[Start of Given records]

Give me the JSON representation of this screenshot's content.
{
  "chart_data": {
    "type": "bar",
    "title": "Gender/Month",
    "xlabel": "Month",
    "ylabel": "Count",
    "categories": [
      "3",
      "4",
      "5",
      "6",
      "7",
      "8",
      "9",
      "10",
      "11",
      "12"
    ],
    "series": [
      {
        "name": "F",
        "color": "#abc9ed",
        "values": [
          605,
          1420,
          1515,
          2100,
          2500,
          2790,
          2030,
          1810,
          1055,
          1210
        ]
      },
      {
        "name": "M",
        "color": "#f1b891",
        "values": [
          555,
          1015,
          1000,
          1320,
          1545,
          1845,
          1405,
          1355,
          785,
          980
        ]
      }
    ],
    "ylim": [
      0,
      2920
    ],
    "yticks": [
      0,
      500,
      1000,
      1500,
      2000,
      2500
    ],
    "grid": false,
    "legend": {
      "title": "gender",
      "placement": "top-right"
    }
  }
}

[End of Given records]

■ Goal
Repeat the entries above exactly, leaving nothing out.

■ Full solution
Give me the JSON representation of this screenshot's content.
{
  "chart_data": {
    "type": "bar",
    "title": "Gender/Month",
    "xlabel": "Month",
    "ylabel": "Count",
    "categories": [
      "3",
      "4",
      "5",
      "6",
      "7",
      "8",
      "9",
      "10",
      "11",
      "12"
    ],
    "series": [
      {
        "name": "F",
        "color": "#abc9ed",
        "values": [
          605,
          1420,
          1515,
          2100,
          2500,
          2790,
          2030,
          1810,
          1055,
          1210
        ]
      },
      {
        "name": "M",
        "color": "#f1b891",
        "values": [
          555,
          1015,
          1000,
          1320,
          1545,
          1845,
          1405,
          1355,
          785,
          980
        ]
      }
    ],
    "ylim": [
      0,
      2920
    ],
    "yticks": [
      0,
      500,
      1000,
      1500,
      2000,
      2500
    ],
    "grid": false,
    "legend": {
      "title": "gender",
      "placement": "top-right"
    }
  }
}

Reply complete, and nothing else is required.